Retype the material from the line that contains "List all visible" up to and including the line that contains "- spec-row: 965-1/2/3/4/5", reproducing every character unchanged.

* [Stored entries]
=====

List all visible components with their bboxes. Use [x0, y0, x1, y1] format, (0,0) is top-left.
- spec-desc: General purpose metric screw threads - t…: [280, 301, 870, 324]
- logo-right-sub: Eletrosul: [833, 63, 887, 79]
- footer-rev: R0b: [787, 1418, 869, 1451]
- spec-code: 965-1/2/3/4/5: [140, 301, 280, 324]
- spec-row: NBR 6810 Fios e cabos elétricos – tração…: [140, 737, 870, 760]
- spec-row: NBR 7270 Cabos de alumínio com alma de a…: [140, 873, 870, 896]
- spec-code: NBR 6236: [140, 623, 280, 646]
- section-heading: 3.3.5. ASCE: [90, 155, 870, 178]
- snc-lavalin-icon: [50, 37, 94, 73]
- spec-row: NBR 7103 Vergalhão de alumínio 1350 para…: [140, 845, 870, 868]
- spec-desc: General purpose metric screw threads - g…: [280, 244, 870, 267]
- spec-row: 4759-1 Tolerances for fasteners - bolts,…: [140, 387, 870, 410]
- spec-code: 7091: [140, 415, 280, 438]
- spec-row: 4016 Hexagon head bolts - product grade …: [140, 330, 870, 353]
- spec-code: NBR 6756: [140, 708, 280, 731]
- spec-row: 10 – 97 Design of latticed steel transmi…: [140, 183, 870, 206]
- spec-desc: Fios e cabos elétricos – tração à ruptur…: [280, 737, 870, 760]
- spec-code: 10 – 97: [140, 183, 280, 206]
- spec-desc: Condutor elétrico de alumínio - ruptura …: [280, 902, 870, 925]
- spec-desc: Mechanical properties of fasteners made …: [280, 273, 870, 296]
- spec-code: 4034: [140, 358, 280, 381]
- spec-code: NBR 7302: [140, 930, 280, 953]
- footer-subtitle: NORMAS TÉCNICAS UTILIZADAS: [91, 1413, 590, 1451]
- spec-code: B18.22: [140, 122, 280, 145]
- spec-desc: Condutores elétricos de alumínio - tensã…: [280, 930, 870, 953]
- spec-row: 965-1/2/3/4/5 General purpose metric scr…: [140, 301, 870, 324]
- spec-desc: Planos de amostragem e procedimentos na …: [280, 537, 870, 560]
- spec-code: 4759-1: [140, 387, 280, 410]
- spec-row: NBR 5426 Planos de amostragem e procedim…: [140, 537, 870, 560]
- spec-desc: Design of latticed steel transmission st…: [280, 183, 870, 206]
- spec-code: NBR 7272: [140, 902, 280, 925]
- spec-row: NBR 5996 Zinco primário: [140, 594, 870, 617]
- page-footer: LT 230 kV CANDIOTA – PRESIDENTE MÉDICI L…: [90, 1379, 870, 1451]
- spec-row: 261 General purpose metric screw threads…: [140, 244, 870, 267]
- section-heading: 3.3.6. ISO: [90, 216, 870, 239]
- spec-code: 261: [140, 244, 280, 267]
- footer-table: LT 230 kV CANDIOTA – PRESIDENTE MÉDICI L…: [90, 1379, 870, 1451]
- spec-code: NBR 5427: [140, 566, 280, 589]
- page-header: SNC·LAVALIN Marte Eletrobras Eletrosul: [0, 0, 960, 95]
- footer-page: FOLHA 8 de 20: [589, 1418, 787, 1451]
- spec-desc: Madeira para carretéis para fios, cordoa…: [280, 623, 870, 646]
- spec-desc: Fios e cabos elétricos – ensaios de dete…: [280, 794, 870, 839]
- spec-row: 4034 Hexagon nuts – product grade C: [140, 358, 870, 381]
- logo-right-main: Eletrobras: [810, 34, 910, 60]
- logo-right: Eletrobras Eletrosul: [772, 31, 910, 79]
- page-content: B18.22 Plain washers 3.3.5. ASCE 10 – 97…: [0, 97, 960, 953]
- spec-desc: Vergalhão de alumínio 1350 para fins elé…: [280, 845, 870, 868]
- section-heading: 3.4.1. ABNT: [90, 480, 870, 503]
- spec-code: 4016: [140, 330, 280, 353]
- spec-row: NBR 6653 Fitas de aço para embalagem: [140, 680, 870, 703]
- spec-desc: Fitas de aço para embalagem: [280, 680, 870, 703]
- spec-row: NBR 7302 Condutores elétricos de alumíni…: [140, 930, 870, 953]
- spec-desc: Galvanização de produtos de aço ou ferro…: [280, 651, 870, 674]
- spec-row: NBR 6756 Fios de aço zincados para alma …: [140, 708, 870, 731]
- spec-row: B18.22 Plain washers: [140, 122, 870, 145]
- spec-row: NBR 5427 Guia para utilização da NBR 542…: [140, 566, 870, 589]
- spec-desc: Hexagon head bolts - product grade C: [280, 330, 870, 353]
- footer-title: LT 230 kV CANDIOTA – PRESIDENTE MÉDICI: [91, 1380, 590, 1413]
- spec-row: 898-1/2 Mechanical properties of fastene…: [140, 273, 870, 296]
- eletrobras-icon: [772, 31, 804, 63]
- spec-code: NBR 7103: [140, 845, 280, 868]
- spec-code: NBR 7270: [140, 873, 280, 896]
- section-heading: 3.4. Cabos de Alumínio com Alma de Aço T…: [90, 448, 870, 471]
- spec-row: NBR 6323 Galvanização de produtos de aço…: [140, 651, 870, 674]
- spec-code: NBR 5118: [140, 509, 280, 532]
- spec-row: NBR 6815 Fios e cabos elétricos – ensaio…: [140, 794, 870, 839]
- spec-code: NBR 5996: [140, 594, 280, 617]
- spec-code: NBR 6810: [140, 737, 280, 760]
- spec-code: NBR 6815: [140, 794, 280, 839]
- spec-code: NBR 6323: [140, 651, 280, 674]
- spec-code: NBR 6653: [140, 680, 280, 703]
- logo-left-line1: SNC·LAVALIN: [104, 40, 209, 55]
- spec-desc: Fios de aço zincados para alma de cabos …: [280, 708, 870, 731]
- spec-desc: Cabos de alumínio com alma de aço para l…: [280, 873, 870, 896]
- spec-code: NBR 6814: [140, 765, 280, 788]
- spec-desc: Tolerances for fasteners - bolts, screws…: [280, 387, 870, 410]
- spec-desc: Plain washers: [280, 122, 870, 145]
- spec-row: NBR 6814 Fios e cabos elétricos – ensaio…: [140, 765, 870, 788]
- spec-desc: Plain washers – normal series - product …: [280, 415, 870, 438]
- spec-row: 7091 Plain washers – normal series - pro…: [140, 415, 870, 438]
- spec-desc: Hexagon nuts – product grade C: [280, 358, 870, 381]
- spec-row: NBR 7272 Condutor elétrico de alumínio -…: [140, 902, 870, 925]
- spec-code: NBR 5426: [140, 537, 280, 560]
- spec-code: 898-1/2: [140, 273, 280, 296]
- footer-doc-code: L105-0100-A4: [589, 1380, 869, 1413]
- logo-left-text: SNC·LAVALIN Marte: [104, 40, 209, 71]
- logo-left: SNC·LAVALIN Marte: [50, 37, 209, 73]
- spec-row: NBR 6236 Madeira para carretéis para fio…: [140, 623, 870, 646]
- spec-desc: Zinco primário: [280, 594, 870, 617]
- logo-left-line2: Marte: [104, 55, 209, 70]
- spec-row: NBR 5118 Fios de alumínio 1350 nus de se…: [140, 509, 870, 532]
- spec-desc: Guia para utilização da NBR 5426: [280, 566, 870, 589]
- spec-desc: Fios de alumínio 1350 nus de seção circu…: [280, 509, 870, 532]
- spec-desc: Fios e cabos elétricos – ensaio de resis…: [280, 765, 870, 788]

=====

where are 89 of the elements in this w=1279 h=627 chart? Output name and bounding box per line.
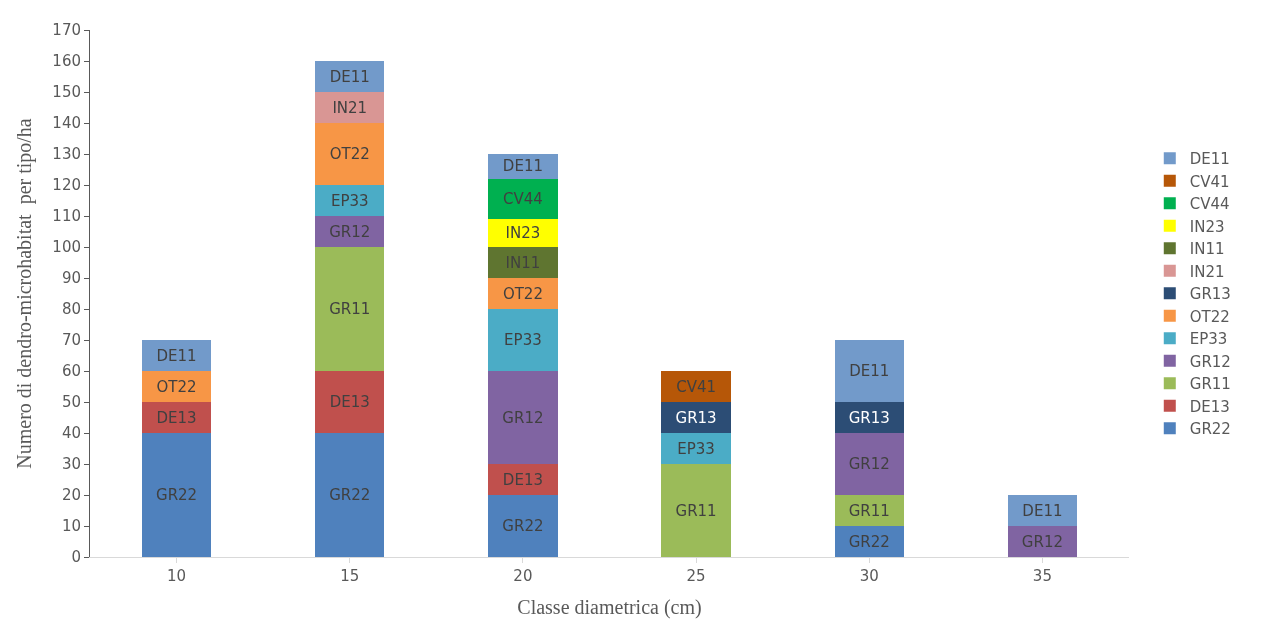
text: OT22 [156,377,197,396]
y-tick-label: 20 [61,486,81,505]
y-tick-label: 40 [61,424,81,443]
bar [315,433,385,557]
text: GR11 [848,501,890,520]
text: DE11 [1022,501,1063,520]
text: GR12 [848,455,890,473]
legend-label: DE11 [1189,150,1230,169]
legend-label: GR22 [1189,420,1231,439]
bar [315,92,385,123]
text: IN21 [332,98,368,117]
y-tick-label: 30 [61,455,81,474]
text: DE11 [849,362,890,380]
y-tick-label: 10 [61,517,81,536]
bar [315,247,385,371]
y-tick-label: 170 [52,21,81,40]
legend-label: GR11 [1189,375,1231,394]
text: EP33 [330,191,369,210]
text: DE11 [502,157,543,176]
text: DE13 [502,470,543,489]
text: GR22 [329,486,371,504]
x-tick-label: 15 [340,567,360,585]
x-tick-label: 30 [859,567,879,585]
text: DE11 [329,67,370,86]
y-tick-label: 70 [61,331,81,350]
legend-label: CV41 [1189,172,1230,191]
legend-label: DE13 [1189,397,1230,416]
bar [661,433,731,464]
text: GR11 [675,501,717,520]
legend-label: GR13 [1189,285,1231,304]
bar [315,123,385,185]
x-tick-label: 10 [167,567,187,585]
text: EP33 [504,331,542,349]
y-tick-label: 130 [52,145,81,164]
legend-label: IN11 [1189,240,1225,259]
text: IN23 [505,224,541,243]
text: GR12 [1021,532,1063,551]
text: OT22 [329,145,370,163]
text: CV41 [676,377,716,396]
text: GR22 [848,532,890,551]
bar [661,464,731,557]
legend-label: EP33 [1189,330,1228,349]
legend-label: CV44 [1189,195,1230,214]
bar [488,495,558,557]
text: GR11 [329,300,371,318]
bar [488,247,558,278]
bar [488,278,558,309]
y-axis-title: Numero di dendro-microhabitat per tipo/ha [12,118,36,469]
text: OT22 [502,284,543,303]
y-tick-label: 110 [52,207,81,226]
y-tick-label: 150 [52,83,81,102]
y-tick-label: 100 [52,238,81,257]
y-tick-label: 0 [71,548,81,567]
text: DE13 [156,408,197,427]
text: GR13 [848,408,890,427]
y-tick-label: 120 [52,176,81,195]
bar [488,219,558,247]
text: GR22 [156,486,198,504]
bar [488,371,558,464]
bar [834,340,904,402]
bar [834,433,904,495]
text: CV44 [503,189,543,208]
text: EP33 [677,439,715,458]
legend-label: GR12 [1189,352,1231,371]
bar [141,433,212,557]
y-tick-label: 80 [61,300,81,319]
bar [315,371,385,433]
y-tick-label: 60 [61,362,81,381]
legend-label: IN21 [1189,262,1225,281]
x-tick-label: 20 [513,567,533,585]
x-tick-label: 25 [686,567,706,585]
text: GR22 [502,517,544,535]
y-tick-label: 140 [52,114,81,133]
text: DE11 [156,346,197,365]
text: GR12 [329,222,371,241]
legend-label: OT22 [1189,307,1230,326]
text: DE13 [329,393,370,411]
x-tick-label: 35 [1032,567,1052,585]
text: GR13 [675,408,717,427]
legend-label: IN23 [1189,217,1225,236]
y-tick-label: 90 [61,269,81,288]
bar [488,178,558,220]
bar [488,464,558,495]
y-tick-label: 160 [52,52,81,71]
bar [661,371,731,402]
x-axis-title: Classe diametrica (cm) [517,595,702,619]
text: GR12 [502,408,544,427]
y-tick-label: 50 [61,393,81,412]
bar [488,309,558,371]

=====

* [Result of this exercise]
List all visible components with their bboxes. Use [x0, y0, x1, y1] format, (0,0) is top-left.
- spec-desc: General purpose metric screw threads - t…: [280, 301, 870, 324]
- logo-right-sub: Eletrosul: [833, 63, 887, 79]
- footer-rev: R0b: [787, 1418, 869, 1451]
- spec-code: 965-1/2/3/4/5: [140, 301, 280, 324]
- spec-row: NBR 6810 Fios e cabos elétricos – tração…: [140, 737, 870, 760]
- spec-row: NBR 7270 Cabos de alumínio com alma de a…: [140, 873, 870, 896]
- spec-code: NBR 6236: [140, 623, 280, 646]
- section-heading: 3.3.5. ASCE: [90, 155, 870, 178]
- snc-lavalin-icon: [50, 37, 94, 73]
- spec-row: NBR 7103 Vergalhão de alumínio 1350 para…: [140, 845, 870, 868]
- spec-desc: General purpose metric screw threads - g…: [280, 244, 870, 267]
- spec-row: 4759-1 Tolerances for fasteners - bolts,…: [140, 387, 870, 410]
- spec-code: 7091: [140, 415, 280, 438]
- spec-row: 4016 Hexagon head bolts - product grade …: [140, 330, 870, 353]
- spec-code: NBR 6756: [140, 708, 280, 731]
- spec-row: 10 – 97 Design of latticed steel transmi…: [140, 183, 870, 206]
- spec-desc: Fios e cabos elétricos – tração à ruptur…: [280, 737, 870, 760]
- spec-code: 10 – 97: [140, 183, 280, 206]
- spec-desc: Condutor elétrico de alumínio - ruptura …: [280, 902, 870, 925]
- spec-desc: Mechanical properties of fasteners made …: [280, 273, 870, 296]
- spec-code: 4034: [140, 358, 280, 381]
- spec-code: NBR 7302: [140, 930, 280, 953]
- footer-subtitle: NORMAS TÉCNICAS UTILIZADAS: [91, 1413, 590, 1451]
- spec-code: B18.22: [140, 122, 280, 145]
- spec-desc: Condutores elétricos de alumínio - tensã…: [280, 930, 870, 953]
- spec-row: 965-1/2/3/4/5 General purpose metric scr…: [140, 301, 870, 324]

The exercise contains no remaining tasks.